> _EXERCISE DESCRIPTION_
Please quote every line word for word.

━━━━━ DATASET ROWS

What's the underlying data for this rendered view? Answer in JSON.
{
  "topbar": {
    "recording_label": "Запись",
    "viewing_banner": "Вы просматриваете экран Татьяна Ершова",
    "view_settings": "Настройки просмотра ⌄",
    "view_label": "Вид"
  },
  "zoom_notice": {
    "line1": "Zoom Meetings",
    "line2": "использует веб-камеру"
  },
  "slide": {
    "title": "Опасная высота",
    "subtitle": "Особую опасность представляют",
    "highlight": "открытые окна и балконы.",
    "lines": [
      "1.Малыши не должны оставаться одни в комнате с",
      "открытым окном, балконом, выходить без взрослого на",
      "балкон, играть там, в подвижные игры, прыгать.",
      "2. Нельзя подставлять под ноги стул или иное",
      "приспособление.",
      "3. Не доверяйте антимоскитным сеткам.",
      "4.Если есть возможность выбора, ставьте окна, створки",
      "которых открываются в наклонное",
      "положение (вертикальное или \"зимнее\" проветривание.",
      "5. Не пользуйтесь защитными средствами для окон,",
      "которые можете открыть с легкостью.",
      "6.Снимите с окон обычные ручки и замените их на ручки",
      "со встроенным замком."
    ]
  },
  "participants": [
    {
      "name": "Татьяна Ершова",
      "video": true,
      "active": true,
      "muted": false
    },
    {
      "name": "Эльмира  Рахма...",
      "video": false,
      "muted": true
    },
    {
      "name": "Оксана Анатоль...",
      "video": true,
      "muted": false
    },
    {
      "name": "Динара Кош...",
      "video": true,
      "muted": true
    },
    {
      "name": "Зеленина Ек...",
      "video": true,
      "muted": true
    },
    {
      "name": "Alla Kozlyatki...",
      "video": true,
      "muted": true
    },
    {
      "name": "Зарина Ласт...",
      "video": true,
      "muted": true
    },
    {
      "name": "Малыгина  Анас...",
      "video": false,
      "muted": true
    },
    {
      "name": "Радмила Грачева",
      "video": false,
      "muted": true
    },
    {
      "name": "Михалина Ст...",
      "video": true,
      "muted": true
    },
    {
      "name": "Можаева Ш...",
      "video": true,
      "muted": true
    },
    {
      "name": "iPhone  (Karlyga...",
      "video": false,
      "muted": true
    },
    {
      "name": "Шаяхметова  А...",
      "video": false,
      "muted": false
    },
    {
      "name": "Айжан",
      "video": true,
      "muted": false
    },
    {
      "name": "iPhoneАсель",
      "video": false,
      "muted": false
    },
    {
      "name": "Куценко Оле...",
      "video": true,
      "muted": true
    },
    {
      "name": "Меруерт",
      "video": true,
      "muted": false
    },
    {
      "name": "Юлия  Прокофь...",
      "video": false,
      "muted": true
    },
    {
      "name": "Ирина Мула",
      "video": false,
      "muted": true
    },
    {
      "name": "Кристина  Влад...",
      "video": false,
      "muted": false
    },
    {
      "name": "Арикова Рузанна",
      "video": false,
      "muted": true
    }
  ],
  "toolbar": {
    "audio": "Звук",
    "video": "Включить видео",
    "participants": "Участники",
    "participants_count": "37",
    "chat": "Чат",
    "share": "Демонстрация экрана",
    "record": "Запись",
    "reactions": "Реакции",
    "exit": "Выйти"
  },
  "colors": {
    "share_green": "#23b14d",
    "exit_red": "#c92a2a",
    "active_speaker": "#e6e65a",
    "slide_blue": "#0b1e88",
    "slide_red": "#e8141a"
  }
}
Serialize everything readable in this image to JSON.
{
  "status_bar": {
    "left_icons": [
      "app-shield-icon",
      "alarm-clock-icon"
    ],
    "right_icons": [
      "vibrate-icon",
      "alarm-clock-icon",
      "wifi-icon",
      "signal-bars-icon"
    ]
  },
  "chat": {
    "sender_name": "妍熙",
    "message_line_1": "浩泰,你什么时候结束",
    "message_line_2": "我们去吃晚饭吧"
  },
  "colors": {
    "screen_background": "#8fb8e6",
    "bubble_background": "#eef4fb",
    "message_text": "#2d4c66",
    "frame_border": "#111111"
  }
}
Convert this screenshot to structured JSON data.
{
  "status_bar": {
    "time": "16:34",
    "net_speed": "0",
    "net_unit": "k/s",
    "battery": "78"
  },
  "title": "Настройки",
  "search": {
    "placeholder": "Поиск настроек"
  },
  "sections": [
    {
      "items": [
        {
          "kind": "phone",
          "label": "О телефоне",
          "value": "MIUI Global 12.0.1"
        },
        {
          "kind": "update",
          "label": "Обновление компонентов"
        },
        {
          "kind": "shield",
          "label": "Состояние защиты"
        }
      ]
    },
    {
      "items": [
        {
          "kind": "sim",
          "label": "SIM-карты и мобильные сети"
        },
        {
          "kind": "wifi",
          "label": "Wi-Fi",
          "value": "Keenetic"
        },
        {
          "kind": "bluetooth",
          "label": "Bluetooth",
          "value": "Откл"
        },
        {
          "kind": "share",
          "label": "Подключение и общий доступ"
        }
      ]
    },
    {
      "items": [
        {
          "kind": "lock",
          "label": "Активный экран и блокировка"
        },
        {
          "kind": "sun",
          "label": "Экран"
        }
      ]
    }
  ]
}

━━━━━━━━━━

> _EXPECTED ANSWER_
What's the underlying data for this rendered view? Answer in JSON.
{
  "topbar": {
    "recording_label": "Запись",
    "viewing_banner": "Вы просматриваете экран Татьяна Ершова",
    "view_settings": "Настройки просмотра ⌄",
    "view_label": "Вид"
  },
  "zoom_notice": {
    "line1": "Zoom Meetings",
    "line2": "использует веб-камеру"
  },
  "slide": {
    "title": "Опасная высота",
    "subtitle": "Особую опасность представляют",
    "highlight": "открытые окна и балконы.",
    "lines": [
      "1.Малыши не должны оставаться одни в комнате с",
      "открытым окном, балконом, выходить без взрослого на",
      "балкон, играть там, в подвижные игры, прыгать.",
      "2. Нельзя подставлять под ноги стул или иное",
      "приспособление.",
      "3. Не доверяйте антимоскитным сеткам.",
      "4.Если есть возможность выбора, ставьте окна, створки",
      "которых открываются в наклонное",
      "положение (вертикальное или \"зимнее\" проветривание.",
      "5. Не пользуйтесь защитными средствами для окон,",
      "которые можете открыть с легкостью.",
      "6.Снимите с окон обычные ручки и замените их на ручки",
      "со встроенным замком."
    ]
  },
  "participants": [
    {
      "name": "Татьяна Ершова",
      "video": true,
      "active": true,
      "muted": false
    },
    {
      "name": "Эльмира  Рахма...",
      "video": false,
      "muted": true
    },
    {
      "name": "Оксана Анатоль...",
      "video": true,
      "muted": false
    },
    {
      "name": "Динара Кош...",
      "video": true,
      "muted": true
    },
    {
      "name": "Зеленина Ек...",
      "video": true,
      "muted": true
    },
    {
      "name": "Alla Kozlyatki...",
      "video": true,
      "muted": true
    },
    {
      "name": "Зарина Ласт...",
      "video": true,
      "muted": true
    },
    {
      "name": "Малыгина  Анас...",
      "video": false,
      "muted": true
    },
    {
      "name": "Радмила Грачева",
      "video": false,
      "muted": true
    },
    {
      "name": "Михалина Ст...",
      "video": true,
      "muted": true
    },
    {
      "name": "Можаева Ш...",
      "video": true,
      "muted": true
    },
    {
      "name": "iPhone  (Karlyga...",
      "video": false,
      "muted": true
    },
    {
      "name": "Шаяхметова  А...",
      "video": false,
      "muted": false
    },
    {
      "name": "Айжан",
      "video": true,
      "muted": false
    },
    {
      "name": "iPhoneАсель",
      "video": false,
      "muted": false
    },
    {
      "name": "Куценко Оле...",
      "video": true,
      "muted": true
    },
    {
      "name": "Меруерт",
      "video": true,
      "muted": false
    },
    {
      "name": "Юлия  Прокофь...",
      "video": false,
      "muted": true
    },
    {
      "name": "Ирина Мула",
      "video": false,
      "muted": true
    },
    {
      "name": "Кристина  Влад...",
      "video": false,
      "muted": false
    },
    {
      "name": "Арикова Рузанна",
      "video": false,
      "muted": true
    }
  ],
  "toolbar": {
    "audio": "Звук",
    "video": "Включить видео",
    "participants": "Участники",
    "participants_count": "37",
    "chat": "Чат",
    "share": "Демонстрация экрана",
    "record": "Запись",
    "reactions": "Реакции",
    "exit": "Выйти"
  },
  "colors": {
    "share_green": "#23b14d",
    "exit_red": "#c92a2a",
    "active_speaker": "#e6e65a",
    "slide_blue": "#0b1e88",
    "slide_red": "#e8141a"
  }
}
Serialize everything readable in this image to JSON.
{
  "status_bar": {
    "left_icons": [
      "app-shield-icon",
      "alarm-clock-icon"
    ],
    "right_icons": [
      "vibrate-icon",
      "alarm-clock-icon",
      "wifi-icon",
      "signal-bars-icon"
    ]
  },
  "chat": {
    "sender_name": "妍熙",
    "message_line_1": "浩泰,你什么时候结束",
    "message_line_2": "我们去吃晚饭吧"
  },
  "colors": {
    "screen_background": "#8fb8e6",
    "bubble_background": "#eef4fb",
    "message_text": "#2d4c66",
    "frame_border": "#111111"
  }
}
Convert this screenshot to structured JSON data.
{
  "status_bar": {
    "time": "16:34",
    "net_speed": "0",
    "net_unit": "k/s",
    "battery": "78"
  },
  "title": "Настройки",
  "search": {
    "placeholder": "Поиск настроек"
  },
  "sections": [
    {
      "items": [
        {
          "kind": "phone",
          "label": "О телефоне",
          "value": "MIUI Global 12.0.1"
        },
        {
          "kind": "update",
          "label": "Обновление компонентов"
        },
        {
          "kind": "shield",
          "label": "Состояние защиты"
        }
      ]
    },
    {
      "items": [
        {
          "kind": "sim",
          "label": "SIM-карты и мобильные сети"
        },
        {
          "kind": "wifi",
          "label": "Wi-Fi",
          "value": "Keenetic"
        },
        {
          "kind": "bluetooth",
          "label": "Bluetooth",
          "value": "Откл"
        },
        {
          "kind": "share",
          "label": "Подключение и общий доступ"
        }
      ]
    },
    {
      "items": [
        {
          "kind": "lock",
          "label": "Активный экран и блокировка"
        },
        {
          "kind": "sun",
          "label": "Экран"
        }
      ]
    }
  ]
}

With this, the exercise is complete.